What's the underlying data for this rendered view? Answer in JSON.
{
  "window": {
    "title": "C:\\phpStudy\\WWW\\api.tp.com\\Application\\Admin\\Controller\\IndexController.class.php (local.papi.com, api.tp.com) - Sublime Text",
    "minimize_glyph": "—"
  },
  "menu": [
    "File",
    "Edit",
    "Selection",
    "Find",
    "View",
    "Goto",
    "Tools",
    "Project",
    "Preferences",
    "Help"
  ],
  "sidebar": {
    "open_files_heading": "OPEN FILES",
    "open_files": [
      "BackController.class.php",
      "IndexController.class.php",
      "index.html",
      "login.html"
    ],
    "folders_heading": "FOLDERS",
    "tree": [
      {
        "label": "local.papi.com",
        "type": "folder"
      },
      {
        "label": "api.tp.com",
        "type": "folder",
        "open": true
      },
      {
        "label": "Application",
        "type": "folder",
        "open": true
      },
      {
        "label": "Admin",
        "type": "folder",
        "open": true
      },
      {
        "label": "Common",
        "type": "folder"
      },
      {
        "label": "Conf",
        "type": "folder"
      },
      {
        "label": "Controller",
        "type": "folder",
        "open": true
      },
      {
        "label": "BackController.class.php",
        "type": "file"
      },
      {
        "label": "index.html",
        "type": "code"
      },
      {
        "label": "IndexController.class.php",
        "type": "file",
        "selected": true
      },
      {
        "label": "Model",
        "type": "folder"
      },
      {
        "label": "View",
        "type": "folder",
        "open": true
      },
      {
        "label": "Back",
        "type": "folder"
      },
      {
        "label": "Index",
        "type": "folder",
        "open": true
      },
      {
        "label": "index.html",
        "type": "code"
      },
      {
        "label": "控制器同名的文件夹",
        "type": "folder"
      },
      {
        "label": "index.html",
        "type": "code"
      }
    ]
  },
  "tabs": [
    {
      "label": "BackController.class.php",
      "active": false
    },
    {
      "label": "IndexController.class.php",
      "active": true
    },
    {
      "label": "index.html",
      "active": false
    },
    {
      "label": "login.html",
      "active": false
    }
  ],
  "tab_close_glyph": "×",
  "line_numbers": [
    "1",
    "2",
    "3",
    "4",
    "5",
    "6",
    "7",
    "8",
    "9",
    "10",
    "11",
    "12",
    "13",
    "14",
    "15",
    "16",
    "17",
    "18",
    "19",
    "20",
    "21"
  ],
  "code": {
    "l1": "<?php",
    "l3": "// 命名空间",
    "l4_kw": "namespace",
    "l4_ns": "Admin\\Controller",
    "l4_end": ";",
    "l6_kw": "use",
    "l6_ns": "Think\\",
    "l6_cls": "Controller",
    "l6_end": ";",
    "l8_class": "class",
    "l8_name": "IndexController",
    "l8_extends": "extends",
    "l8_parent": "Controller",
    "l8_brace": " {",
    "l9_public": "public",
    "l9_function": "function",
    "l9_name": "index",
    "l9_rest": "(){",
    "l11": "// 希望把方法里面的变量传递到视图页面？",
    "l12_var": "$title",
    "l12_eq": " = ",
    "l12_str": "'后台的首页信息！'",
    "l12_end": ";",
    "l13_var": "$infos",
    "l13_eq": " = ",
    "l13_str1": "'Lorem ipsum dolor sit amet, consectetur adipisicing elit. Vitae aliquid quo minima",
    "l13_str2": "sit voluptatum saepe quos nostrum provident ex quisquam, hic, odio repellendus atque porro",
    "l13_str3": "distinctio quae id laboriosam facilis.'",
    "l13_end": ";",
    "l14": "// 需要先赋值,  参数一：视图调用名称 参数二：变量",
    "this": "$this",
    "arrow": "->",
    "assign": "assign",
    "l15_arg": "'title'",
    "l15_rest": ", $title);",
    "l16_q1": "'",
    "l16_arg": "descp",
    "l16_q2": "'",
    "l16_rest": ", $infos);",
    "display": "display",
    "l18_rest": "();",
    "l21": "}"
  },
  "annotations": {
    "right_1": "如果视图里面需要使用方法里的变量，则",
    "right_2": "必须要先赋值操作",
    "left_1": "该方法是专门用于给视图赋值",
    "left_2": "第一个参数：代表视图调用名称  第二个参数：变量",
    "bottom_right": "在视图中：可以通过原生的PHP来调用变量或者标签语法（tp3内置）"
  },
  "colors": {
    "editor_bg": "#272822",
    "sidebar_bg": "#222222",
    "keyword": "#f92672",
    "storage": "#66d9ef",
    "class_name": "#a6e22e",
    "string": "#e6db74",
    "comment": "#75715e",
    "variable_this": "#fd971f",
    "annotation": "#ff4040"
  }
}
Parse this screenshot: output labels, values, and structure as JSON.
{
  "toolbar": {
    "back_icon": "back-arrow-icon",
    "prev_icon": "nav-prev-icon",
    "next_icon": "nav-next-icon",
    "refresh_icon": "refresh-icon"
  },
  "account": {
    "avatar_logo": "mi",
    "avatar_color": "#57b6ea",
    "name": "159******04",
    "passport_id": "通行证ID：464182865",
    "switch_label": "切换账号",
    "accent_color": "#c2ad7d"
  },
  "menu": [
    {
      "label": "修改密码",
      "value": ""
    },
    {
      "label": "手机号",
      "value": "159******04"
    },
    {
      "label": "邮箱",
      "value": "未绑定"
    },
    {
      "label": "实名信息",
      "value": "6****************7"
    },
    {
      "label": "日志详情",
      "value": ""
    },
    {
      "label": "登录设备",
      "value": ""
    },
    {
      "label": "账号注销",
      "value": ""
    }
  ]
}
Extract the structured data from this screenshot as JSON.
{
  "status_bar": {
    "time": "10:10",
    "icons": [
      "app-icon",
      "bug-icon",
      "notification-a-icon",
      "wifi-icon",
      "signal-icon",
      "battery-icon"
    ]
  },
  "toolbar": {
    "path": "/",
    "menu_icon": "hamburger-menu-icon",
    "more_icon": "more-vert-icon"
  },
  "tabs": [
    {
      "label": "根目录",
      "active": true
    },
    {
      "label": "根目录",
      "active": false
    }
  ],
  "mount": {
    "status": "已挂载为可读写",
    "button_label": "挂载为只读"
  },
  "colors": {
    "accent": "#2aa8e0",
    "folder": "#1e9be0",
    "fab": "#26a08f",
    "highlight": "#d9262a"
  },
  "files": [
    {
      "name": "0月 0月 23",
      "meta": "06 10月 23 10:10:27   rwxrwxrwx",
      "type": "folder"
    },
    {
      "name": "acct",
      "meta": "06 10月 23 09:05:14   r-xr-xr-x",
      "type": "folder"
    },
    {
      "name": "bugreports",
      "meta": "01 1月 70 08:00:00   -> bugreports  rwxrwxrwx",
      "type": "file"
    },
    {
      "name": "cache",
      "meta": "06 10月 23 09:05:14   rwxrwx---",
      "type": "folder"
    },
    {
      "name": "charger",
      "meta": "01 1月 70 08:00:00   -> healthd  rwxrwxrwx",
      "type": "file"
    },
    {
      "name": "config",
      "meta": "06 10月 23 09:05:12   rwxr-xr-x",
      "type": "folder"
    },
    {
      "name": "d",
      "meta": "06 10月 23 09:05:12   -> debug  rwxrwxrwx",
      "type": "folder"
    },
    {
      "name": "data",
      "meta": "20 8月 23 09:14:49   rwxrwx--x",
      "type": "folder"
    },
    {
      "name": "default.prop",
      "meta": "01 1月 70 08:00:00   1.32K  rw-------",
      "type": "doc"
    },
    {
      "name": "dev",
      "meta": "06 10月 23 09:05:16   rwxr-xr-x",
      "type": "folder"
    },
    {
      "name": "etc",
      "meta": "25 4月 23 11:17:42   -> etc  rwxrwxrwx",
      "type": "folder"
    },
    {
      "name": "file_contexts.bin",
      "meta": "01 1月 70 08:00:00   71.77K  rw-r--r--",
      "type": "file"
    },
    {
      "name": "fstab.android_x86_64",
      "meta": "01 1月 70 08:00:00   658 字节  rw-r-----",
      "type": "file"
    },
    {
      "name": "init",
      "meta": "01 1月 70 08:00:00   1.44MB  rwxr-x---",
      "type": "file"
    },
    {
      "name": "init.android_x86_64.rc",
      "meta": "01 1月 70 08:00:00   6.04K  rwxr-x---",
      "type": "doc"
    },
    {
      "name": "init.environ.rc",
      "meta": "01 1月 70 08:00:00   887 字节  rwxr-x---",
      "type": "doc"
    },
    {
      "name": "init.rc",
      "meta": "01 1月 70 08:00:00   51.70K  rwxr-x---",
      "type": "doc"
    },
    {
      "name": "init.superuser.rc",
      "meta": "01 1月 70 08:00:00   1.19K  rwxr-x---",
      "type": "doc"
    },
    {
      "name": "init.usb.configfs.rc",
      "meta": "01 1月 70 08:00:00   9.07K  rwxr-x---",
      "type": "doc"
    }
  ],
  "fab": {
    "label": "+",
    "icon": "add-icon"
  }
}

-------

* TASK BRIEF: Wherever a line in the data above holds "html", copy that line.

* COMPLETED TASK:
      "index.html",
      "login.html"
        "label": "index.html",
        "label": "index.html",
        "label": "index.html",
      "label": "index.html",
      "label": "login.html",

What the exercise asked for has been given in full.